> **Exercise data**
※ ※ ※

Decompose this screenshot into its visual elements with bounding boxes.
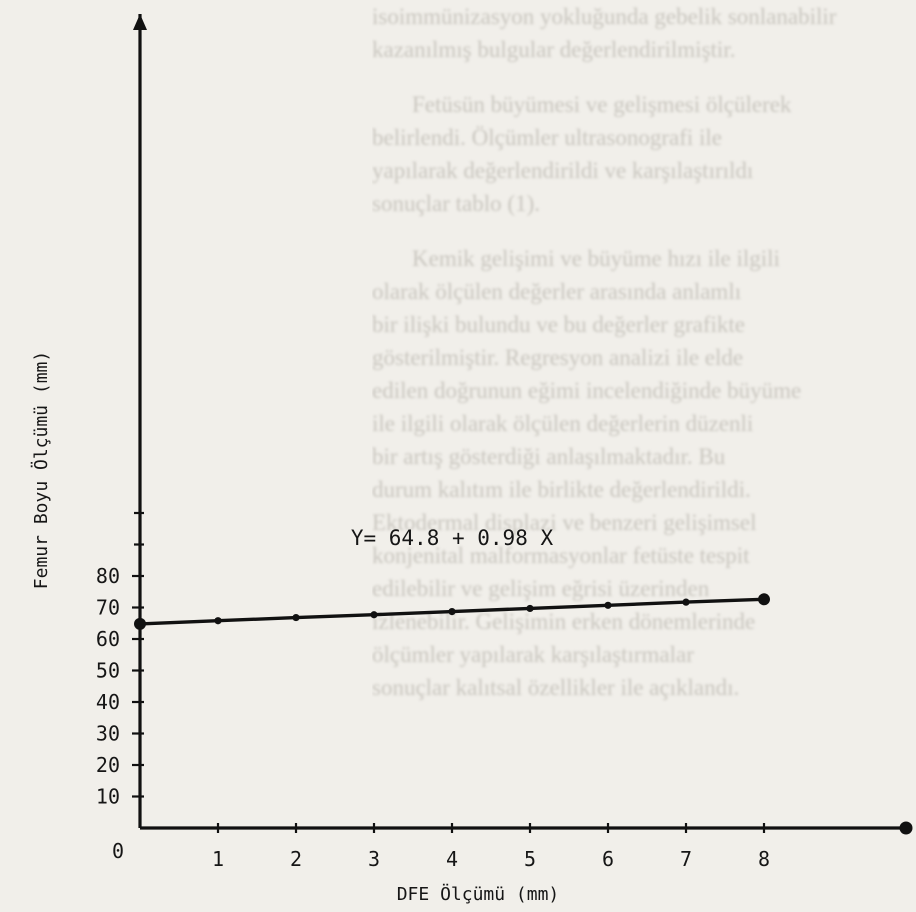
x-tick-label-2: 2 — [290, 847, 302, 871]
data-point — [682, 598, 690, 606]
y-tick-label-60: 60 — [96, 627, 120, 651]
x-tick-label-1: 1 — [212, 847, 224, 871]
y-tick-label-10: 10 — [96, 785, 120, 809]
x-tick-label-3: 3 — [368, 847, 380, 871]
regression-equation: Y= 64.8 + 0.98 X — [351, 526, 554, 550]
y-tick-label-40: 40 — [96, 690, 120, 714]
x-tick-label-7: 7 — [680, 847, 692, 871]
ticks: 1 2 3 4 5 6 7 8 10 20 30 40 50 60 70 80 — [96, 511, 770, 871]
origin-label: 0 — [112, 839, 124, 863]
data-point — [526, 604, 534, 613]
y-tick-label-30: 30 — [96, 722, 120, 746]
data-point — [604, 601, 612, 609]
y-tick-label-50: 50 — [96, 659, 120, 683]
data-point — [758, 593, 770, 606]
data-point — [448, 607, 456, 616]
axes — [133, 14, 913, 835]
y-axis-arrowhead — [133, 14, 147, 30]
x-axis-end-mark — [899, 821, 913, 835]
x-tick-label-8: 8 — [758, 847, 770, 871]
x-tick-label-5: 5 — [524, 847, 536, 871]
x-tick-label-6: 6 — [602, 847, 614, 871]
x-axis-title: DFE Ölçümü (mm) — [397, 883, 560, 905]
data-point — [370, 611, 378, 619]
data-point — [214, 617, 222, 625]
y-axis-title: Femur Boyu Ölçümü (mm) — [30, 351, 52, 589]
data-series — [134, 593, 770, 630]
y-tick-label-20: 20 — [96, 753, 120, 777]
data-point — [134, 617, 146, 630]
background-page-text: isoimmünizasyon yokluğunda gebelik sonla… — [372, 4, 837, 700]
y-tick-label-70: 70 — [96, 596, 120, 620]
x-tick-label-4: 4 — [446, 847, 458, 871]
lower-bg — [140, 735, 916, 912]
data-point — [292, 613, 300, 622]
y-tick-label-80: 80 — [96, 564, 120, 588]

※ ※ ※

> **What this task involves**
Copy out the item above line for line without changing anything, and leave the picture out.

> **Solved exercise**
Decompose this screenshot into its visual elements with bounding boxes.
x-tick-label-2: 2 — [290, 847, 302, 871]
data-point — [682, 598, 690, 606]
y-tick-label-60: 60 — [96, 627, 120, 651]
x-tick-label-1: 1 — [212, 847, 224, 871]
y-tick-label-10: 10 — [96, 785, 120, 809]
x-tick-label-3: 3 — [368, 847, 380, 871]
regression-equation: Y= 64.8 + 0.98 X — [351, 526, 554, 550]
y-tick-label-40: 40 — [96, 690, 120, 714]
x-tick-label-7: 7 — [680, 847, 692, 871]
ticks: 1 2 3 4 5 6 7 8 10 20 30 40 50 60 70 80 — [96, 511, 770, 871]
origin-label: 0 — [112, 839, 124, 863]
data-point — [526, 604, 534, 613]
y-tick-label-30: 30 — [96, 722, 120, 746]
data-point — [604, 601, 612, 609]
y-tick-label-50: 50 — [96, 659, 120, 683]
data-point — [758, 593, 770, 606]
data-point — [448, 607, 456, 616]
axes — [133, 14, 913, 835]
y-axis-arrowhead — [133, 14, 147, 30]
x-axis-end-mark — [899, 821, 913, 835]
x-tick-label-8: 8 — [758, 847, 770, 871]
x-tick-label-5: 5 — [524, 847, 536, 871]
x-tick-label-6: 6 — [602, 847, 614, 871]
x-axis-title: DFE Ölçümü (mm) — [397, 883, 560, 905]
data-point — [370, 611, 378, 619]
data-point — [214, 617, 222, 625]
y-axis-title: Femur Boyu Ölçümü (mm) — [30, 351, 52, 589]
data-series — [134, 593, 770, 630]
y-tick-label-20: 20 — [96, 753, 120, 777]
data-point — [134, 617, 146, 630]
background-page-text: isoimmünizasyon yokluğunda gebelik sonla… — [372, 4, 837, 700]
y-tick-label-70: 70 — [96, 596, 120, 620]
x-tick-label-4: 4 — [446, 847, 458, 871]
lower-bg — [140, 735, 916, 912]
data-point — [292, 613, 300, 622]
y-tick-label-80: 80 — [96, 564, 120, 588]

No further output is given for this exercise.